▸ Passage provided

+ + + +

Dissociation Anxiety: What Is It & How To Manage It
When a person goes through dissociation, they find themselves disconnected from their surroundings and even from themselves. Dissociation can itself be called as a symptom of the anxiety in which a person also feels like developing different identities.
This anxiety may occur during stressful events or after a prolonged instance of worry and might change the way a person thinks, acts and reacts. As dissociation anxiety may show long term negative effects, let’s dig in a little deep while finding coping mechanisms.
What Is Dissociation Anxiety?
Dissociation, as the name suggests, is a term used to describe disconnection from the present moment. The person who is dealing with it tries to use different ways to cope with difficult situations like trauma or obsession of negative thoughts. Although many people face similar situations but less than 3% of people are actually diagnosed with dissociative disorder.
Dissociative disorder is also related to people dealing with Post Traumatic Stress Disorder or PTSD because of their stressful life events like military incidents, accidents or loss of loved ones.
When such disorder is connected to anxiety symptoms, it takes the form of dissociation anxiety. Some symptoms associated with it include:
- Amnesia which means losing memory of things happened to you in recent times
- Depersonalization which shows body disconnection
- Derealization that shows disconnection from the world around you
- Identity confusion or confused with your own or other’s identity
- Loss of feelings
- Finding difficulty in controlling your body movements
By looking at the above dissociation anxiety symptoms and understanding what does dissociation feel like, it is understood that the path has some difficulties ahead. However, Team Calm Sage will put in efforts to find how to help dissociation.
How To Cope With Dissociation Anxiety? Tips To Manage
1. Firstly, Reach Out A Therapist
The best treatment and way to cope with dissociation anxiety is to reach out to a therapist, especially if the symptoms are loud and intense. A therapist suggests psychotherapy related to anxiety and dissociative disorder which may include
- Cognitive Behavioral Therapy: CBT is provided to an individual in order to identify and change disturbing negative thinking patterns. It also includes techniques like role playing, mental distractions, journaling and relaxation techniques.
- Dialectical behavioral therapy: This psychotherapy is based on the concept that everything has an opposite and the opposite of negative could be achieved through dialogue between opposing forces.
- Eye Movement Desensitization and Reprocessing (EMDR): It helps in relieving traumatic pain and triggers through the guided eye movement exercises.
With the above psychotherapies, Talk therapy also becomes a guiding light as well as an important way to deal with stress and anxiety.

+ + + +

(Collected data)
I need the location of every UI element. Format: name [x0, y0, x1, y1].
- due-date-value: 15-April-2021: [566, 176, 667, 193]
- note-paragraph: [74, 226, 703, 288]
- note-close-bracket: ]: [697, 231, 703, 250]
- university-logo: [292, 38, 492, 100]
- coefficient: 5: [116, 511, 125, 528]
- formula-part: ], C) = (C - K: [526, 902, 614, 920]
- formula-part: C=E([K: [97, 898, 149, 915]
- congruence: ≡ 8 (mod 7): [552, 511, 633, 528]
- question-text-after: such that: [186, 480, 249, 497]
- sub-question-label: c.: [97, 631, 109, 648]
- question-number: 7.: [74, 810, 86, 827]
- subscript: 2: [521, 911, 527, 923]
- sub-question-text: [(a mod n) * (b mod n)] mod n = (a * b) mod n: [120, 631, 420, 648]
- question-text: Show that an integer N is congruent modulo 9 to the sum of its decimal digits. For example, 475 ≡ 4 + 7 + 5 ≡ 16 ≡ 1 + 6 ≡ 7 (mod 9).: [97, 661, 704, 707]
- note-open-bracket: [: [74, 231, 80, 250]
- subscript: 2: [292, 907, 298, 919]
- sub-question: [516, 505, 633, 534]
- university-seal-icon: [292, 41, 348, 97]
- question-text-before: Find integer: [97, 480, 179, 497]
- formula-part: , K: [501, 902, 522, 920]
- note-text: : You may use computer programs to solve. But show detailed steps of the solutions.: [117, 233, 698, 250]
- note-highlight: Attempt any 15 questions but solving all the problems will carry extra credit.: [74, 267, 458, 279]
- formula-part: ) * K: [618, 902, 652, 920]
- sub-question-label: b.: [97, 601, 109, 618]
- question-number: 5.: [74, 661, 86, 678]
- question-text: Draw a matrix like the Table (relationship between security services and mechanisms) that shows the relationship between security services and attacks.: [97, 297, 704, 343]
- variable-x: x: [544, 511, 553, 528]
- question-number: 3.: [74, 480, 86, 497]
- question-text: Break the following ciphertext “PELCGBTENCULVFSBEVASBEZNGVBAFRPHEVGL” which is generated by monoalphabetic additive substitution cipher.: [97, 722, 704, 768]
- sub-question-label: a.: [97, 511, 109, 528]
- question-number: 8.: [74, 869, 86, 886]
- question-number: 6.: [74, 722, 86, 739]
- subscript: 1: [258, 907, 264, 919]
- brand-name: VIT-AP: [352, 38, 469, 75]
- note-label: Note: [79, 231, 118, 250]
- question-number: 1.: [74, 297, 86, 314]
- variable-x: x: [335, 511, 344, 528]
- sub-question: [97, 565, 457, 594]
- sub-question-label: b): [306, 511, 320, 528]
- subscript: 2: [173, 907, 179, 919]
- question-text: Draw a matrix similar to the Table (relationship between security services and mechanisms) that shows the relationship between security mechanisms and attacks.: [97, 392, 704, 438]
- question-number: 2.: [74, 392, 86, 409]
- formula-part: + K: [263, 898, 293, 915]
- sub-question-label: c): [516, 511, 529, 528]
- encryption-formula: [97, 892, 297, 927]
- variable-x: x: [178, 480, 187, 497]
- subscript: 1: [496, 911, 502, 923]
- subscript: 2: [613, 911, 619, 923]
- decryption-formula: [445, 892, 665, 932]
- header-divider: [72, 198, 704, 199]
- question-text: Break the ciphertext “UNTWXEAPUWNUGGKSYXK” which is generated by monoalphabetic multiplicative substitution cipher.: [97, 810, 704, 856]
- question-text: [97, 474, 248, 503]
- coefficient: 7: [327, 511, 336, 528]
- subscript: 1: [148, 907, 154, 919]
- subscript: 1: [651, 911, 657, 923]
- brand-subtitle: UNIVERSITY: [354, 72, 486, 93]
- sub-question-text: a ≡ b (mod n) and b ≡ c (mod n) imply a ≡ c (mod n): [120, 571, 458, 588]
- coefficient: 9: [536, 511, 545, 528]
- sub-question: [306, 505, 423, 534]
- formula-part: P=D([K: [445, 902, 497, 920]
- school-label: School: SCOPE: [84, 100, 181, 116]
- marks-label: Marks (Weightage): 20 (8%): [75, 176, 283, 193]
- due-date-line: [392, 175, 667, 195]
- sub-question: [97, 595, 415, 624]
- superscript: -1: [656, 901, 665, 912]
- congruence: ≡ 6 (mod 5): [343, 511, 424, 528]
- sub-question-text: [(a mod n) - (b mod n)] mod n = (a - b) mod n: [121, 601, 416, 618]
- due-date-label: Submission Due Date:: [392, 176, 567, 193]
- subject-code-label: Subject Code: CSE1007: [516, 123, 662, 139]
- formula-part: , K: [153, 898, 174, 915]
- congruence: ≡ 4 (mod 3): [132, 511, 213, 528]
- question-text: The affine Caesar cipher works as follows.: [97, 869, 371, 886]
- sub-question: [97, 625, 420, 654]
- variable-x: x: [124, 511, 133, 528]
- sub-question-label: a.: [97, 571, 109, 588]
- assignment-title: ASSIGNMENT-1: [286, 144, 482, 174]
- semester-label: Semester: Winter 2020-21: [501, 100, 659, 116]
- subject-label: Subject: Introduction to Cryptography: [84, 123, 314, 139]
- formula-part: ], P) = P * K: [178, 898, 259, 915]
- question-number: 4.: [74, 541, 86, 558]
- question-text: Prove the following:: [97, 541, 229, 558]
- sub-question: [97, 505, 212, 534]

+ + + +

▸ Complete the following
1) According to the article on dissociation anxiety, what share of people are actually diagnosed with dissociative disorder?
2) Continue the article on dissociation anxiety from where it stops.

▸ Written responses
1) Less than 3% of people.

2)
2. Grounding Techniques
Even though therapists help you to deal with dissociation anxiety, it is also important to practice some grounding techniques at home. Grounding means to be in the present moment and recognize the surroundings. They are meant to bring awareness as well as relax yourself as and when the anxiety shows up.
Techniques you could use include:
- Take off your shoes and walk barefoot on the floor or grass.
- Take deep breaths! Inhale for 4 seconds, hold the breath for 6 seconds and slowly exhale within 8 seconds while opening clenched fists.
- Splash cold water on your face and feel the droplets pacifying your thoughts
- Pick any element from the environment, for e.g. leaf, and experience its texture, smell and imagine it with different aspects around you.
3. Exercise Regularly
Believe it or not, exercise is a stress reliever for any mental disorder as well as keeping your physical health upright. Exercising doesn’t mean joining an expensive gym or going far to play a match but it could be done at home in fresh air. Perform yoga, Pilates, walk around the house or dance freely. Make sure that you leave everything aside and do exercise mindfully.
- Complete your sleep cycle every day. If you are not able to then try natural remedies for sleep or yoga poses that could be done a few hours prior bedtime.
- Don’t let the anxiety turn into overwhelming emotions, rather capture it with healthy methods.
- Be kind and compassionate towards yourself. Keep appreciating yourself and recognize that recovery takes time.
We believe that people suffering from dissociation disorder are very strong. However, the little support that they need must be provided and team Calm Sage stands shoulder to shoulder with them. Get up and ask for help by dropping us a message at firstname.lastname@example.org today and take the first step towards recovery.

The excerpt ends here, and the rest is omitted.